(Stored entries)
------------------------------------------------------------------------
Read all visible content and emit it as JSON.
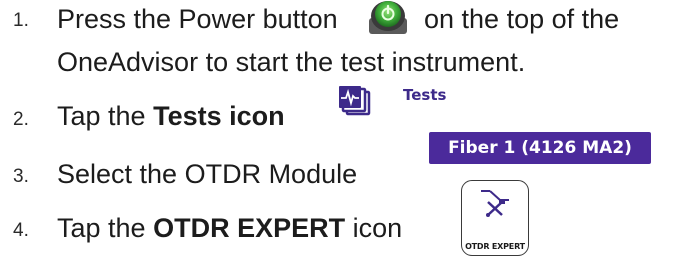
{
  "steps": [
    {
      "number": "1.",
      "line1_before": "Press the Power button",
      "line1_after": "on the top of the",
      "line2": "OneAdvisor to start the test instrument."
    },
    {
      "number": "2.",
      "before": "Tap the ",
      "bold": "Tests icon"
    },
    {
      "number": "3.",
      "text": "Select the OTDR Module"
    },
    {
      "number": "4.",
      "before": "Tap the ",
      "bold": "OTDR EXPERT",
      "after": " icon"
    }
  ],
  "icons": {
    "power": "power-button-icon",
    "tests": "tests-icon",
    "otdr": "otdr-expert-icon"
  },
  "tests_label": "Tests",
  "fiber_badge": "Fiber 1 (4126 MA2)",
  "otdr_caption": "OTDR EXPERT",
  "colors": {
    "badge_bg": "#4b2a9b",
    "tests_icon": "#3d2a8a",
    "power_green": "#3fae3a"
  }
}
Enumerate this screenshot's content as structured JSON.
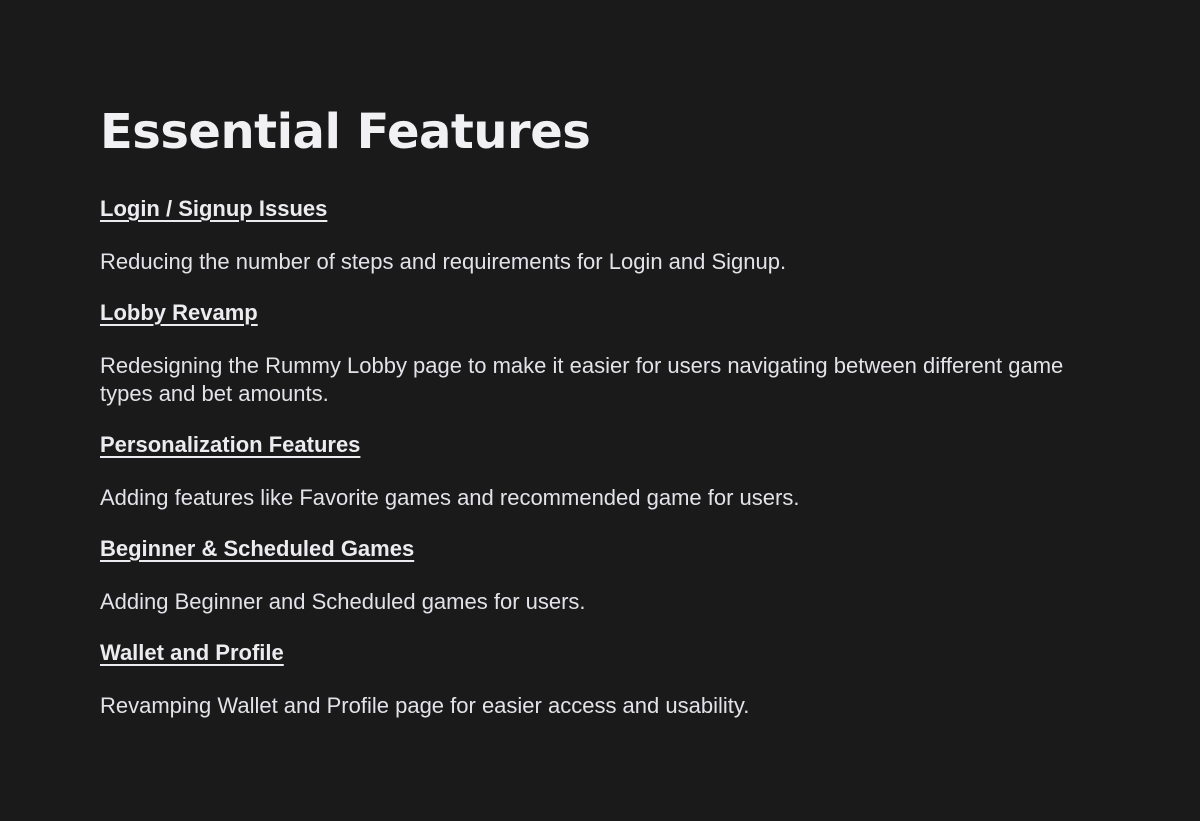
{
  "page": {
    "title": "Essential Features"
  },
  "features": [
    {
      "heading": "Login / Signup Issues",
      "description": "Reducing the number of steps and requirements for Login and Signup."
    },
    {
      "heading": "Lobby Revamp",
      "description": "Redesigning the Rummy Lobby page to make it easier for users navigating between different game types and bet amounts."
    },
    {
      "heading": "Personalization Features",
      "description": "Adding features like Favorite games and recommended game for users."
    },
    {
      "heading": "Beginner & Scheduled Games",
      "description": "Adding Beginner and Scheduled games for users."
    },
    {
      "heading": "Wallet and Profile",
      "description": "Revamping Wallet and Profile page for easier access and usability."
    }
  ]
}
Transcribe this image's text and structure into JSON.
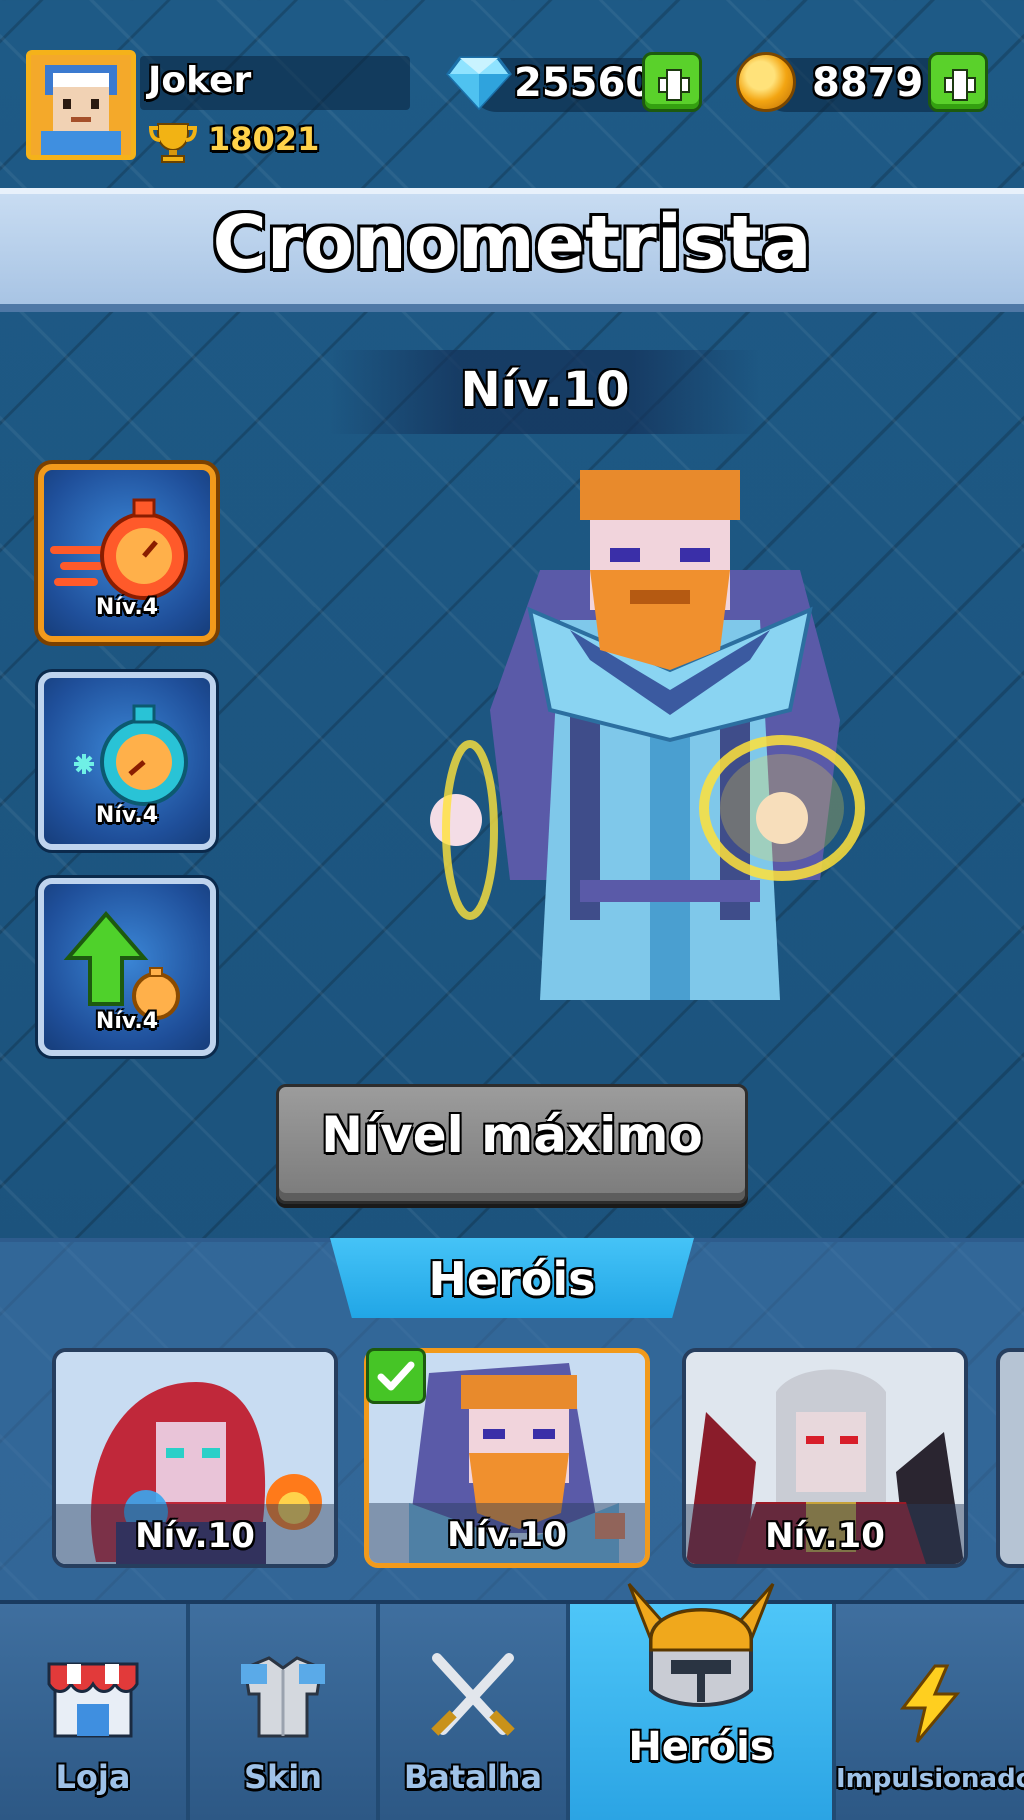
{
  "player": {
    "name": "Joker",
    "trophies": "18021"
  },
  "currency": {
    "gems": "25560",
    "coins": "8879"
  },
  "hero": {
    "name": "Cronometrista",
    "level": "Nív.10"
  },
  "skills": [
    {
      "level": "Nív.4",
      "icon": "stopwatch-fire-icon"
    },
    {
      "level": "Nív.4",
      "icon": "stopwatch-frost-icon"
    },
    {
      "level": "Nív.4",
      "icon": "upgrade-arrow-icon"
    }
  ],
  "max_level_button": "Nível máximo",
  "heroes_panel": {
    "tab_label": "Heróis",
    "cards": [
      {
        "level": "Nív.10"
      },
      {
        "level": "Nív.10"
      },
      {
        "level": "Nív.10"
      }
    ]
  },
  "nav": [
    {
      "label": "Loja"
    },
    {
      "label": "Skin"
    },
    {
      "label": "Batalha"
    },
    {
      "label": "Heróis"
    },
    {
      "label": "Impulsionador"
    }
  ],
  "colors": {
    "accent": "#f29a1b",
    "active_tab": "#2ba4e4",
    "green": "#5ad12b"
  }
}
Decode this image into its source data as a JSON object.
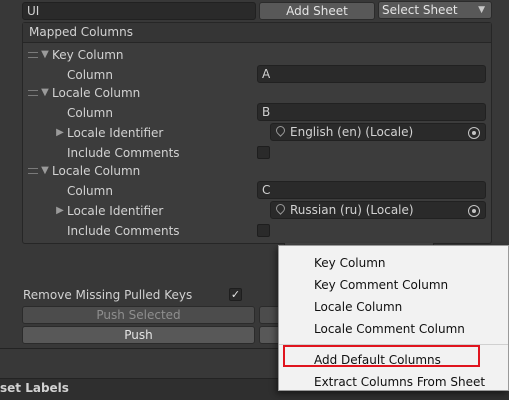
------------------------------------------------------------------------
• **Stated goal**
Return the entries unchanged, save for the pictures, which do not belong in the copy.

• **Answer to the exercise**
Read all visible content and emit it as JSON.
{
  "steps": [
    {
      "number": "1.",
      "line1_before": "Press the Power button",
      "line1_after": "on the top of the",
      "line2": "OneAdvisor to start the test instrument."
    },
    {
      "number": "2.",
      "before": "Tap the ",
      "bold": "Tests icon"
    },
    {
      "number": "3.",
      "text": "Select the OTDR Module"
    },
    {
      "number": "4.",
      "before": "Tap the ",
      "bold": "OTDR EXPERT",
      "after": " icon"
    }
  ],
  "icons": {
    "power": "power-button-icon",
    "tests": "tests-icon",
    "otdr": "otdr-expert-icon"
  },
  "tests_label": "Tests",
  "fiber_badge": "Fiber 1 (4126 MA2)",
  "otdr_caption": "OTDR EXPERT",
  "colors": {
    "badge_bg": "#4b2a9b",
    "tests_icon": "#3d2a8a",
    "power_green": "#3fae3a"
  }
}
Enumerate this screenshot's content as structured JSON.
{
  "page": {
    "title": "Essential Features"
  },
  "features": [
    {
      "heading": "Login / Signup Issues",
      "description": "Reducing the number of steps and requirements for Login and Signup."
    },
    {
      "heading": "Lobby Revamp",
      "description": "Redesigning the Rummy Lobby page to make it easier for users navigating between different game types and bet amounts."
    },
    {
      "heading": "Personalization Features",
      "description": "Adding features like Favorite games and recommended game for users."
    },
    {
      "heading": "Beginner & Scheduled Games",
      "description": "Adding Beginner and Scheduled games for users."
    },
    {
      "heading": "Wallet and Profile",
      "description": "Revamping Wallet and Profile page for easier access and usability."
    }
  ]
}
Transcribe this image's text and structure into JSON.
{
  "player": {
    "name": "Joker",
    "trophies": "18021"
  },
  "currency": {
    "gems": "25560",
    "coins": "8879"
  },
  "hero": {
    "name": "Cronometrista",
    "level": "Nív.10"
  },
  "skills": [
    {
      "level": "Nív.4",
      "icon": "stopwatch-fire-icon"
    },
    {
      "level": "Nív.4",
      "icon": "stopwatch-frost-icon"
    },
    {
      "level": "Nív.4",
      "icon": "upgrade-arrow-icon"
    }
  ],
  "max_level_button": "Nível máximo",
  "heroes_panel": {
    "tab_label": "Heróis",
    "cards": [
      {
        "level": "Nív.10"
      },
      {
        "level": "Nív.10"
      },
      {
        "level": "Nív.10"
      }
    ]
  },
  "nav": [
    {
      "label": "Loja"
    },
    {
      "label": "Skin"
    },
    {
      "label": "Batalha"
    },
    {
      "label": "Heróis"
    },
    {
      "label": "Impulsionador"
    }
  ],
  "colors": {
    "accent": "#f29a1b",
    "active_tab": "#2ba4e4",
    "green": "#5ad12b"
  }
}
Decode this image into its source data as a JSON object.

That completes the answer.